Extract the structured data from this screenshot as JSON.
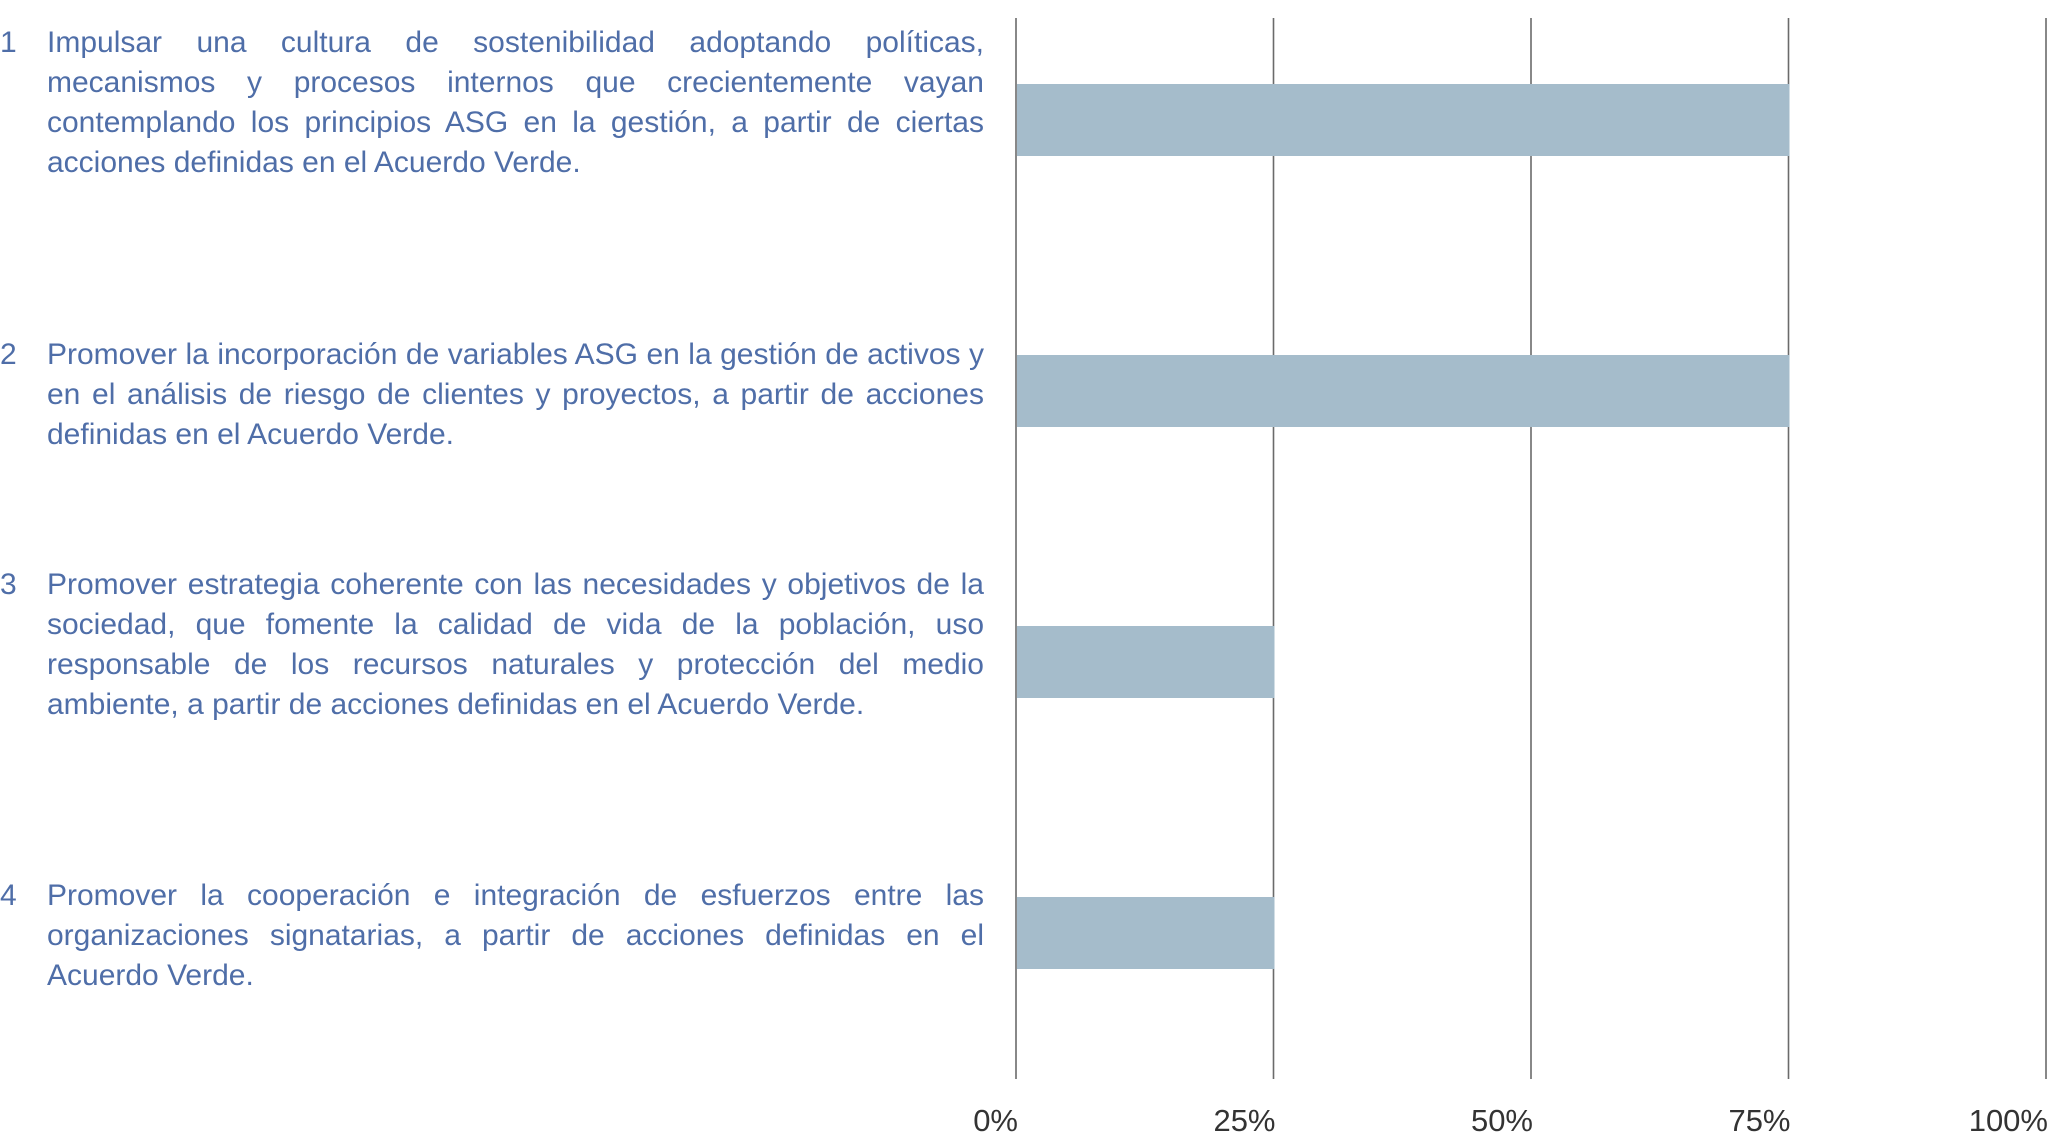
{
  "chart_data": {
    "type": "barh",
    "category_numbers": [
      "1",
      "2",
      "3",
      "4"
    ],
    "categories": [
      "Impulsar una cultura de sostenibilidad adoptando políticas, mecanismos y procesos internos que creciente­mente vayan contemplando los principios ASG en la gestión, a partir de ciertas acciones definidas en el Acuer­do Verde.",
      "Promover la incorporación de variables ASG en la gestión de activos y en el análisis de riesgo de clientes y proyec­tos, a partir de acciones definidas en el Acuerdo Verde.",
      "Promover estrategia coherente con las necesidades y objetivos de la sociedad, que fomente la calidad de vida de la población, uso responsable de los recursos naturales y protección del medio ambiente, a partir de acciones definidas en el Acuerdo Verde.",
      "Promover la cooperación e integración de esfuerzos entre las organizaciones signatarias, a partir de acciones defini­das en el Acuerdo Verde."
    ],
    "values": [
      75,
      75,
      25,
      25
    ],
    "color": "#a5bccb",
    "xlim": [
      0,
      100
    ],
    "xticks": [
      {
        "value": 0,
        "label": "0%"
      },
      {
        "value": 25,
        "label": "25%"
      },
      {
        "value": 50,
        "label": "50%"
      },
      {
        "value": 75,
        "label": "75%"
      },
      {
        "value": 100,
        "label": "100%"
      }
    ],
    "grid": true
  }
}
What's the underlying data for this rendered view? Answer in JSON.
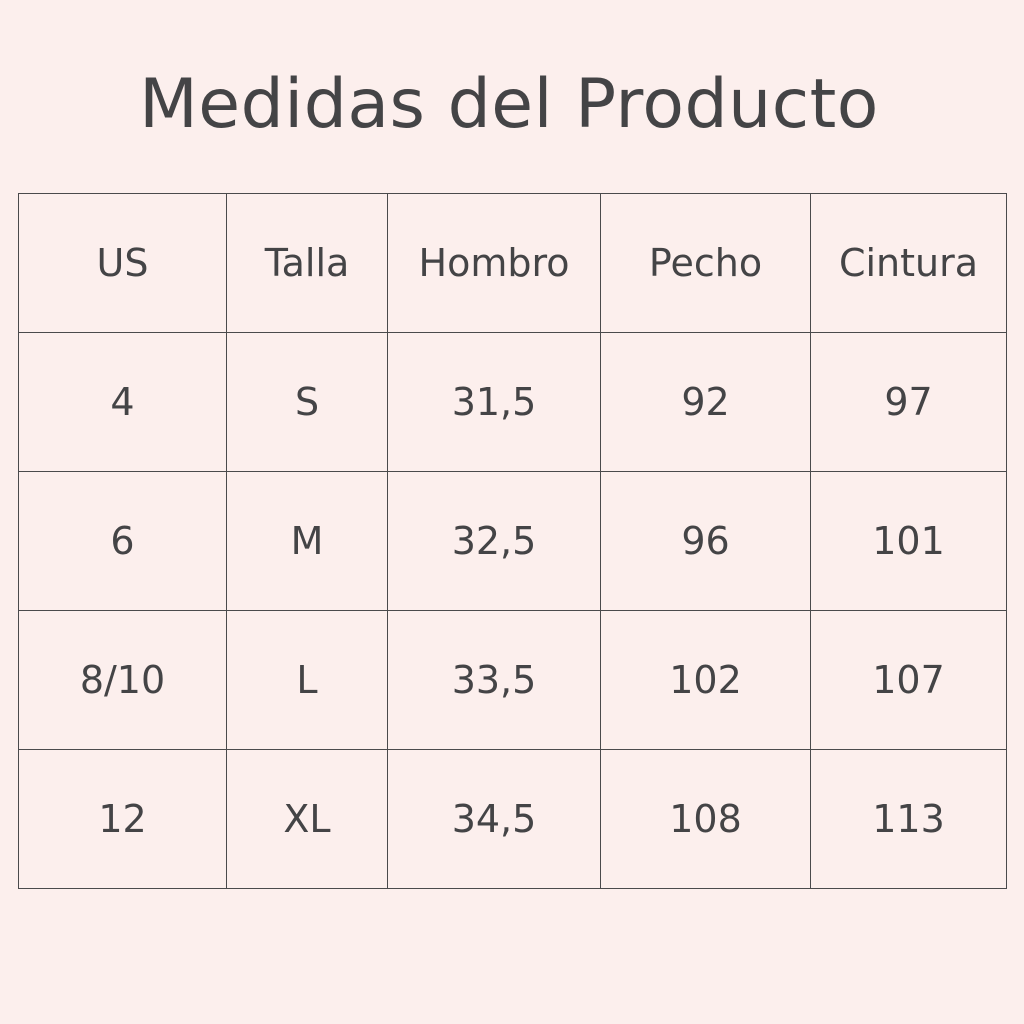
{
  "title": "Medidas del Producto",
  "table": {
    "headers": [
      "US",
      "Talla",
      "Hombro",
      "Pecho",
      "Cintura"
    ],
    "rows": [
      [
        "4",
        "S",
        "31,5",
        "92",
        "97"
      ],
      [
        "6",
        "M",
        "32,5",
        "96",
        "101"
      ],
      [
        "8/10",
        "L",
        "33,5",
        "102",
        "107"
      ],
      [
        "12",
        "XL",
        "34,5",
        "108",
        "113"
      ]
    ]
  },
  "colors": {
    "background": "#fcefed",
    "text": "#444446",
    "border": "#4a4a4c"
  }
}
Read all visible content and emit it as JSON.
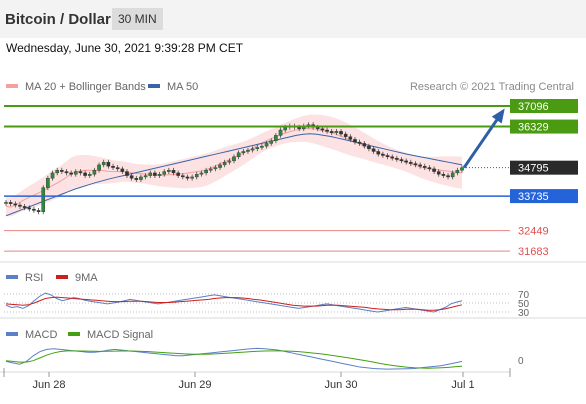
{
  "header": {
    "title": "Bitcoin / Dollar",
    "timeframe": "30 MIN"
  },
  "datetime": "Wednesday, June 30, 2021 9:39:28 PM CET",
  "copyright": "Research © 2021 Trading Central",
  "colors": {
    "bollinger": "#f4a0a0",
    "ma50": "#3a63a8",
    "resistance": "#4a9a12",
    "support": "#2563d9",
    "support2": "#e05050",
    "arrow": "#2e5fa6",
    "rsi": "#5a80c8",
    "rsi_ma": "#cc2020",
    "macd": "#5a80c8",
    "macd_signal": "#44a012",
    "candle_up": "#2d8a3a"
  },
  "chart_data": [
    {
      "type": "candlestick",
      "panel": "price",
      "legend": [
        "MA 20 + Bollinger Bands",
        "MA 50"
      ],
      "x_ticks": [
        "Jun 28",
        "Jun 29",
        "Jun 30",
        "Jul 1"
      ],
      "ylim": [
        31000,
        37800
      ],
      "price_levels": [
        {
          "value": 37096,
          "label": "37096",
          "kind": "resistance"
        },
        {
          "value": 36329,
          "label": "36329",
          "kind": "resistance"
        },
        {
          "value": 34795,
          "label": "34795",
          "kind": "current"
        },
        {
          "value": 33735,
          "label": "33735",
          "kind": "support"
        },
        {
          "value": 32449,
          "label": "32449",
          "kind": "support2"
        },
        {
          "value": 31683,
          "label": "31683",
          "kind": "support2"
        }
      ],
      "closes": [
        33500,
        33450,
        33400,
        33350,
        33300,
        33250,
        33200,
        33150,
        34050,
        34400,
        34600,
        34700,
        34650,
        34600,
        34550,
        34650,
        34600,
        34500,
        34550,
        34700,
        34900,
        35000,
        34850,
        34800,
        34750,
        34650,
        34500,
        34400,
        34350,
        34450,
        34500,
        34600,
        34500,
        34550,
        34650,
        34700,
        34600,
        34500,
        34450,
        34400,
        34450,
        34550,
        34600,
        34700,
        34750,
        34800,
        34900,
        35000,
        35050,
        35200,
        35350,
        35400,
        35450,
        35500,
        35550,
        35600,
        35700,
        35800,
        36000,
        36200,
        36300,
        36350,
        36300,
        36250,
        36350,
        36400,
        36300,
        36250,
        36200,
        36150,
        36100,
        36150,
        36050,
        35950,
        35850,
        35750,
        35700,
        35600,
        35500,
        35400,
        35300,
        35250,
        35200,
        35150,
        35100,
        35050,
        35000,
        34950,
        34900,
        34850,
        34800,
        34750,
        34650,
        34550,
        34500,
        34450,
        34600,
        34700,
        34795
      ],
      "ma50_series": [
        33000,
        33100,
        33200,
        33300,
        33400,
        33500,
        33600,
        33700,
        33800,
        33900,
        34000,
        34080,
        34160,
        34240,
        34310,
        34380,
        34440,
        34500,
        34560,
        34620,
        34680,
        34740,
        34800,
        34860,
        34920,
        34980,
        35040,
        35100,
        35160,
        35220,
        35280,
        35340,
        35400,
        35460,
        35520,
        35580,
        35640,
        35700,
        35760,
        35820,
        35880,
        35940,
        36000,
        36040,
        36060,
        36040,
        36000,
        35960,
        35900,
        35840,
        35780,
        35720,
        35660,
        35600,
        35540,
        35480,
        35420,
        35360,
        35300,
        35250,
        35200,
        35150,
        35100,
        35050,
        35000,
        34950,
        34900
      ],
      "annotation": {
        "type": "arrow",
        "from_value": 34795,
        "to_value": 37096
      }
    },
    {
      "type": "line",
      "panel": "rsi",
      "legend": [
        "RSI",
        "9MA"
      ],
      "levels": [
        70,
        50,
        30
      ],
      "ylim": [
        0,
        100
      ],
      "series": [
        {
          "name": "RSI",
          "values": [
            45,
            40,
            42,
            38,
            44,
            55,
            65,
            72,
            68,
            60,
            55,
            58,
            62,
            60,
            56,
            54,
            52,
            50,
            48,
            50,
            52,
            55,
            58,
            56,
            54,
            52,
            50,
            48,
            50,
            52,
            54,
            56,
            58,
            60,
            62,
            64,
            66,
            68,
            66,
            64,
            62,
            60,
            58,
            56,
            54,
            52,
            50,
            48,
            46,
            44,
            42,
            40,
            38,
            40,
            42,
            44,
            46,
            48,
            46,
            44,
            42,
            40,
            38,
            36,
            34,
            32,
            30,
            32,
            34,
            36,
            38,
            40,
            38,
            36,
            34,
            32,
            30,
            35,
            40,
            48,
            52,
            55
          ]
        },
        {
          "name": "9MA",
          "values": [
            48,
            47,
            46,
            45,
            46,
            50,
            55,
            60,
            62,
            63,
            62,
            61,
            60,
            59,
            58,
            57,
            56,
            55,
            54,
            53,
            53,
            53,
            54,
            54,
            54,
            53,
            52,
            51,
            51,
            51,
            52,
            53,
            54,
            55,
            56,
            57,
            58,
            60,
            61,
            62,
            62,
            62,
            61,
            60,
            58,
            57,
            55,
            53,
            51,
            49,
            47,
            45,
            44,
            43,
            43,
            43,
            44,
            45,
            45,
            45,
            44,
            43,
            42,
            41,
            40,
            38,
            37,
            36,
            35,
            35,
            35,
            36,
            36,
            36,
            35,
            34,
            34,
            35,
            37,
            40,
            43,
            46
          ]
        }
      ]
    },
    {
      "type": "line",
      "panel": "macd",
      "legend": [
        "MACD",
        "MACD Signal"
      ],
      "levels": [
        0
      ],
      "ylim": [
        -300,
        300
      ],
      "series": [
        {
          "name": "MACD",
          "values": [
            -20,
            -40,
            -60,
            -20,
            60,
            120,
            150,
            160,
            150,
            140,
            130,
            120,
            110,
            110,
            120,
            140,
            150,
            140,
            130,
            120,
            110,
            100,
            90,
            80,
            70,
            60,
            60,
            70,
            80,
            90,
            100,
            110,
            120,
            130,
            140,
            150,
            160,
            165,
            160,
            150,
            140,
            120,
            100,
            80,
            60,
            40,
            20,
            0,
            -20,
            -40,
            -60,
            -80,
            -100,
            -110,
            -120,
            -125,
            -130,
            -128,
            -126,
            -124,
            -120,
            -110,
            -100,
            -90,
            -80,
            -60,
            -40,
            -20
          ]
        },
        {
          "name": "MACD Signal",
          "values": [
            -10,
            -20,
            -30,
            -30,
            -10,
            30,
            70,
            100,
            120,
            130,
            130,
            128,
            126,
            124,
            122,
            124,
            126,
            128,
            128,
            126,
            122,
            118,
            112,
            106,
            100,
            94,
            88,
            84,
            82,
            82,
            84,
            88,
            94,
            100,
            106,
            112,
            118,
            124,
            128,
            130,
            130,
            128,
            124,
            118,
            110,
            100,
            90,
            78,
            64,
            50,
            36,
            20,
            4,
            -12,
            -30,
            -50,
            -66,
            -80,
            -92,
            -102,
            -110,
            -114,
            -116,
            -114,
            -110,
            -104,
            -96,
            -88
          ]
        }
      ]
    }
  ]
}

The exercise => Go through the entries and return each line where the word "title" appears.

Problem solution =>
  "title": "Medidas del Producto",
    "title": "Bitcoin / Dollar",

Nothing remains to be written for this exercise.